**AIM OF THE EXERCISE:** Write out every record in full, exactly as written, please.

══════

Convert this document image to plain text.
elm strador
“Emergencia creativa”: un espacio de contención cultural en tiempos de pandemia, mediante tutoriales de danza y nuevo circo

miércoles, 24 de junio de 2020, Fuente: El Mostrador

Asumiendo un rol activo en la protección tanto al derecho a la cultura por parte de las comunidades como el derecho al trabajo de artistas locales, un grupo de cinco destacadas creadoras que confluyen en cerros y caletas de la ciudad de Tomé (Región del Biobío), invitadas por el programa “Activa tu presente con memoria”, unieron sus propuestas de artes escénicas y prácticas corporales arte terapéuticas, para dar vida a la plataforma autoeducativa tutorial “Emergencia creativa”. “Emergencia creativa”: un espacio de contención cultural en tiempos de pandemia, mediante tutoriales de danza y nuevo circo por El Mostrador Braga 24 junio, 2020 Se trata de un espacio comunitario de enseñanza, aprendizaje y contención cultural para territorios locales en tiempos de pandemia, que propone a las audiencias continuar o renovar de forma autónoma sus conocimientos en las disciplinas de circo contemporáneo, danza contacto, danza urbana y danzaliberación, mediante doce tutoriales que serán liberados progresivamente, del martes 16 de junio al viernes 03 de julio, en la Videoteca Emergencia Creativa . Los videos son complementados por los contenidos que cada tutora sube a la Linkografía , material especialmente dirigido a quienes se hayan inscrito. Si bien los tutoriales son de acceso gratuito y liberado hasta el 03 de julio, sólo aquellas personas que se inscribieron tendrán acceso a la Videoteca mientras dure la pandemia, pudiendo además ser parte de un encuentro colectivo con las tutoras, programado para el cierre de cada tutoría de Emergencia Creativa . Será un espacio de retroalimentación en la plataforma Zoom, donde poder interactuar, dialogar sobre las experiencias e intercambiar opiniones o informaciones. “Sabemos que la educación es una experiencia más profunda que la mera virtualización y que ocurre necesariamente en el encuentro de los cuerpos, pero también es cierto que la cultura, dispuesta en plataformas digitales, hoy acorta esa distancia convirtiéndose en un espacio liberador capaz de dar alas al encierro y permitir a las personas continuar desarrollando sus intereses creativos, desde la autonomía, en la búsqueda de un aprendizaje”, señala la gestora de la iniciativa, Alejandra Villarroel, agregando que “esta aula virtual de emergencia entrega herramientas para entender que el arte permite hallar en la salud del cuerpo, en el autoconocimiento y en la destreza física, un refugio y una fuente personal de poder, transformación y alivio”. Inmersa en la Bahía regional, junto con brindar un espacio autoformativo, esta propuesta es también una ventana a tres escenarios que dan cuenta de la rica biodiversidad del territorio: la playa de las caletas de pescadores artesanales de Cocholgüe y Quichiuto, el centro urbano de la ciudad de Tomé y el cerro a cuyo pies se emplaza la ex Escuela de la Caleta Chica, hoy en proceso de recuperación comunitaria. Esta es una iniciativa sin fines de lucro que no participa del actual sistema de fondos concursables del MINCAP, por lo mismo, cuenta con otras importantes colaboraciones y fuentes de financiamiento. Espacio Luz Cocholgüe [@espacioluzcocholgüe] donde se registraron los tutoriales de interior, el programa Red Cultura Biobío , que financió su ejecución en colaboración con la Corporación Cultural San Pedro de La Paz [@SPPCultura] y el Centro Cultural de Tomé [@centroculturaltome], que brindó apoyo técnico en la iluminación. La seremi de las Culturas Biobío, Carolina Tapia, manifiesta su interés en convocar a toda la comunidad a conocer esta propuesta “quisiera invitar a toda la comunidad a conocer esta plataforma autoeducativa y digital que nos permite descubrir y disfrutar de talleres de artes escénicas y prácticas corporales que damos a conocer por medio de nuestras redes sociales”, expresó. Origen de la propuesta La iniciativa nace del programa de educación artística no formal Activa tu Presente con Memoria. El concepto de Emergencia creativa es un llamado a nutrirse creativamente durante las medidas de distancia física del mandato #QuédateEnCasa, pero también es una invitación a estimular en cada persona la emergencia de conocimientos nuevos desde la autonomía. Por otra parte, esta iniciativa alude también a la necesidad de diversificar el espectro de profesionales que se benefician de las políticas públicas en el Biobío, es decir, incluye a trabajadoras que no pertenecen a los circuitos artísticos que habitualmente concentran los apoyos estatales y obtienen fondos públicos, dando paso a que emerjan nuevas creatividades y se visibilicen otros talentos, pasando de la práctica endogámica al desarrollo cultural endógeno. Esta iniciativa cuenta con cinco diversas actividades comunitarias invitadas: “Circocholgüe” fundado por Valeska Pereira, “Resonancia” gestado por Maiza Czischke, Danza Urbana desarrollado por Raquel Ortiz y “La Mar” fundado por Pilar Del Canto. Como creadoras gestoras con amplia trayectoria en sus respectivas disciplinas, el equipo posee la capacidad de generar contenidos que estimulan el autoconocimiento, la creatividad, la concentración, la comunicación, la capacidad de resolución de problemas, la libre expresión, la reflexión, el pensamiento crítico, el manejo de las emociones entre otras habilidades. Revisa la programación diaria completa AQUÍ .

══════

**REPLY TO THE TASK:**
Convert this document image to plain text.
elm strador
“Emergencia creativa”: un espacio de contención cultural en tiempos de pandemia, mediante tutoriales de danza y nuevo circo

miércoles, 24 de junio de 2020, Fuente: El Mostrador

Asumiendo un rol activo en la protección tanto al derecho a la cultura por parte de las comunidades como el derecho al trabajo de artistas locales, un grupo de cinco destacadas creadoras que confluyen en cerros y caletas de la ciudad de Tomé (Región del Biobío), invitadas por el programa “Activa tu presente con memoria”, unieron sus propuestas de artes escénicas y prácticas corporales arte terapéuticas, para dar vida a la plataforma autoeducativa tutorial “Emergencia creativa”. “Emergencia creativa”: un espacio de contención cultural en tiempos de pandemia, mediante tutoriales de danza y nuevo circo por El Mostrador Braga 24 junio, 2020 Se trata de un espacio comunitario de enseñanza, aprendizaje y contención cultural para territorios locales en tiempos de pandemia, que propone a las audiencias continuar o renovar de forma autónoma sus conocimientos en las disciplinas de circo contemporáneo, danza contacto, danza urbana y danzaliberación, mediante doce tutoriales que serán liberados progresivamente, del martes 16 de junio al viernes 03 de julio, en la Videoteca Emergencia Creativa . Los videos son complementados por los contenidos que cada tutora sube a la Linkografía , material especialmente dirigido a quienes se hayan inscrito. Si bien los tutoriales son de acceso gratuito y liberado hasta el 03 de julio, sólo aquellas personas que se inscribieron tendrán acceso a la Videoteca mientras dure la pandemia, pudiendo además ser parte de un encuentro colectivo con las tutoras, programado para el cierre de cada tutoría de Emergencia Creativa . Será un espacio de retroalimentación en la plataforma Zoom, donde poder interactuar, dialogar sobre las experiencias e intercambiar opiniones o informaciones. “Sabemos que la educación es una experiencia más profunda que la mera virtualización y que ocurre necesariamente en el encuentro de los cuerpos, pero también es cierto que la cultura, dispuesta en plataformas digitales, hoy acorta esa distancia convirtiéndose en un espacio liberador capaz de dar alas al encierro y permitir a las personas continuar desarrollando sus intereses creativos, desde la autonomía, en la búsqueda de un aprendizaje”, señala la gestora de la iniciativa, Alejandra Villarroel, agregando que “esta aula virtual de emergencia entrega herramientas para entender que el arte permite hallar en la salud del cuerpo, en el autoconocimiento y en la destreza física, un refugio y una fuente personal de poder, transformación y alivio”. Inmersa en la Bahía regional, junto con brindar un espacio autoformativo, esta propuesta es también una ventana a tres escenarios que dan cuenta de la rica biodiversidad del territorio: la playa de las caletas de pescadores artesanales de Cocholgüe y Quichiuto, el centro urbano de la ciudad de Tomé y el cerro a cuyo pies se emplaza la ex Escuela de la Caleta Chica, hoy en proceso de recuperación comunitaria. Esta es una iniciativa sin fines de lucro que no participa del actual sistema de fondos concursables del MINCAP, por lo mismo, cuenta con otras importantes colaboraciones y fuentes de financiamiento. Espacio Luz Cocholgüe [@espacioluzcocholgüe] donde se registraron los tutoriales de interior, el programa Red Cultura Biobío , que financió su ejecución en colaboración con la Corporación Cultural San Pedro de La Paz [@SPPCultura] y el Centro Cultural de Tomé [@centroculturaltome], que brindó apoyo técnico en la iluminación. La seremi de las Culturas Biobío, Carolina Tapia, manifiesta su interés en convocar a toda la comunidad a conocer esta propuesta “quisiera invitar a toda la comunidad a conocer esta plataforma autoeducativa y digital que nos permite descubrir y disfrutar de talleres de artes escénicas y prácticas corporales que damos a conocer por medio de nuestras redes sociales”, expresó. Origen de la propuesta La iniciativa nace del programa de educación artística no formal Activa tu Presente con Memoria. El concepto de Emergencia creativa es un llamado a nutrirse creativamente durante las medidas de distancia física del mandato #QuédateEnCasa, pero también es una invitación a estimular en cada persona la emergencia de conocimientos nuevos desde la autonomía. Por otra parte, esta iniciativa alude también a la necesidad de diversificar el espectro de profesionales que se benefician de las políticas públicas en el Biobío, es decir, incluye a trabajadoras que no pertenecen a los circuitos artísticos que habitualmente concentran los apoyos estatales y obtienen fondos públicos, dando paso a que emerjan nuevas creatividades y se visibilicen otros talentos, pasando de la práctica endogámica al desarrollo cultural endógeno. Esta iniciativa cuenta con cinco diversas actividades comunitarias invitadas: “Circocholgüe” fundado por Valeska Pereira, “Resonancia” gestado por Maiza Czischke, Danza Urbana desarrollado por Raquel Ortiz y “La Mar” fundado por Pilar Del Canto. Como creadoras gestoras con amplia trayectoria en sus respectivas disciplinas, el equipo posee la capacidad de generar contenidos que estimulan el autoconocimiento, la creatividad, la concentración, la comunicación, la capacidad de resolución de problemas, la libre expresión, la reflexión, el pensamiento crítico, el manejo de las emociones entre otras habilidades. Revisa la programación diaria completa AQUÍ .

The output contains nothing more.